EXERCISE:
Look through the data and write out every line with the word "东子证券" in it.

(Data entries for graphics)
■ ■ ■
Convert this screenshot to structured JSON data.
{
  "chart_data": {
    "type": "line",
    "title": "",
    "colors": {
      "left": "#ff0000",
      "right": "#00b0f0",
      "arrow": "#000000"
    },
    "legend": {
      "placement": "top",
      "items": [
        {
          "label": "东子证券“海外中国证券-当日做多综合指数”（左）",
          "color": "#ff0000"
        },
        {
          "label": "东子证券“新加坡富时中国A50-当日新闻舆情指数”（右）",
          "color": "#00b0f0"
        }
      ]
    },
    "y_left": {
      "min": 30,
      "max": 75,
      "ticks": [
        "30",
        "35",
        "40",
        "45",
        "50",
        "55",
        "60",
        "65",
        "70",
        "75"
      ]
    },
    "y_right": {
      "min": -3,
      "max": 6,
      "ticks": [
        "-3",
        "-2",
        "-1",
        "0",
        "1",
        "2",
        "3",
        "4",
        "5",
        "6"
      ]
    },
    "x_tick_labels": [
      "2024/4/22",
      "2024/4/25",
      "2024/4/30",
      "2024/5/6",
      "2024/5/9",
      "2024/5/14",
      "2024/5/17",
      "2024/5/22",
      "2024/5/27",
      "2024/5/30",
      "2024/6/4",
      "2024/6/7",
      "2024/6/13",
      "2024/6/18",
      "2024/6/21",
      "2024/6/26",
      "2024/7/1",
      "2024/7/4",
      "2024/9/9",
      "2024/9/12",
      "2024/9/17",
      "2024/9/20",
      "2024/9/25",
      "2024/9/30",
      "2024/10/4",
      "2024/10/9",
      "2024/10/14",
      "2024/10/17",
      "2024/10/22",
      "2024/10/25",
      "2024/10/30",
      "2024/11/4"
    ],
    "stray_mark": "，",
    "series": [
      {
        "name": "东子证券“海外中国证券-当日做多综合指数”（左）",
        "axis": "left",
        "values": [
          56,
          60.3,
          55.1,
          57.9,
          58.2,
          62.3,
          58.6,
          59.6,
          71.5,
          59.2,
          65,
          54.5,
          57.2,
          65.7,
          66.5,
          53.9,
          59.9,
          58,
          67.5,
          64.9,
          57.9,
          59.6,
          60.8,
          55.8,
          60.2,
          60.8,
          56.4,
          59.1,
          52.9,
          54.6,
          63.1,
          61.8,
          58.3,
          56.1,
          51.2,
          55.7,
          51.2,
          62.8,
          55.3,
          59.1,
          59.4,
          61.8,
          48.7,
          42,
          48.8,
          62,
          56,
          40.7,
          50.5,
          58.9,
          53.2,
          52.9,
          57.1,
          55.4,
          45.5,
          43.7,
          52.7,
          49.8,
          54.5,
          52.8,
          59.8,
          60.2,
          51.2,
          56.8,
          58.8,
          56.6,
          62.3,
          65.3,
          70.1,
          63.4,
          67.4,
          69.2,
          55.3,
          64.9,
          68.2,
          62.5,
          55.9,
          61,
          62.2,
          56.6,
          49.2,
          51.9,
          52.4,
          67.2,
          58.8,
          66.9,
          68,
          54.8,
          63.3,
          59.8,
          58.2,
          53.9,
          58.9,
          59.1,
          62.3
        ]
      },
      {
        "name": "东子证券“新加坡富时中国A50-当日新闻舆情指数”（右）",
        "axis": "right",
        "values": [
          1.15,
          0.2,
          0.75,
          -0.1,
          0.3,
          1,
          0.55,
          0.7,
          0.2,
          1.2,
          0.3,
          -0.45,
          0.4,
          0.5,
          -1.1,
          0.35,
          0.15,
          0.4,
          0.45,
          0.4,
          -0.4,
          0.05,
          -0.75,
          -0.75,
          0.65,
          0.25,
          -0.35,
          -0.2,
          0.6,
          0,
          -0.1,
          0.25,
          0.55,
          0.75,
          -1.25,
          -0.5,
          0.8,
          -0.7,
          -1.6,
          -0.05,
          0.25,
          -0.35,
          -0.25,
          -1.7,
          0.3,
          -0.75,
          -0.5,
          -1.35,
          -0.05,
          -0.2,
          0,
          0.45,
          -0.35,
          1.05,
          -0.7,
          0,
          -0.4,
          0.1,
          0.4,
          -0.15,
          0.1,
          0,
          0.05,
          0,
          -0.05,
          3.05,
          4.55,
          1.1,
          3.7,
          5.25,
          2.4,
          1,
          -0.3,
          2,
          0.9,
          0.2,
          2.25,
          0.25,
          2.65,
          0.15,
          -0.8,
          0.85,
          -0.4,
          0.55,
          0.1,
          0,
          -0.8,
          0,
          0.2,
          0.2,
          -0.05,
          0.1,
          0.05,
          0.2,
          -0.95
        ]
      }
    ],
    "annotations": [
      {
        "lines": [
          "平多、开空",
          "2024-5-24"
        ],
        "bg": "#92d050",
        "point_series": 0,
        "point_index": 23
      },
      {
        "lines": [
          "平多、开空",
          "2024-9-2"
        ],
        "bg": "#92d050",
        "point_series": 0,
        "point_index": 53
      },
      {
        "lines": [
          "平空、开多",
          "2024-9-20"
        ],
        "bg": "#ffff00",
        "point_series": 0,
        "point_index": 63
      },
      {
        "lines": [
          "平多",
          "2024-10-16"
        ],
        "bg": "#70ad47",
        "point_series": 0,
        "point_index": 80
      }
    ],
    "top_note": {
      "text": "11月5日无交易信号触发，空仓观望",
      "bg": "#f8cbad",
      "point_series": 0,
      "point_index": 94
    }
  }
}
■ ■ ■
SOLUTION FOR THIS EXERCISE:
          "label": "东子证券“海外中国证券-当日做多综合指数”（左）",
          "label": "东子证券“新加坡富时中国A50-当日新闻舆情指数”（右）",
        "name": "东子证券“海外中国证券-当日做多综合指数”（左）",
        "name": "东子证券“新加坡富时中国A50-当日新闻舆情指数”（右）",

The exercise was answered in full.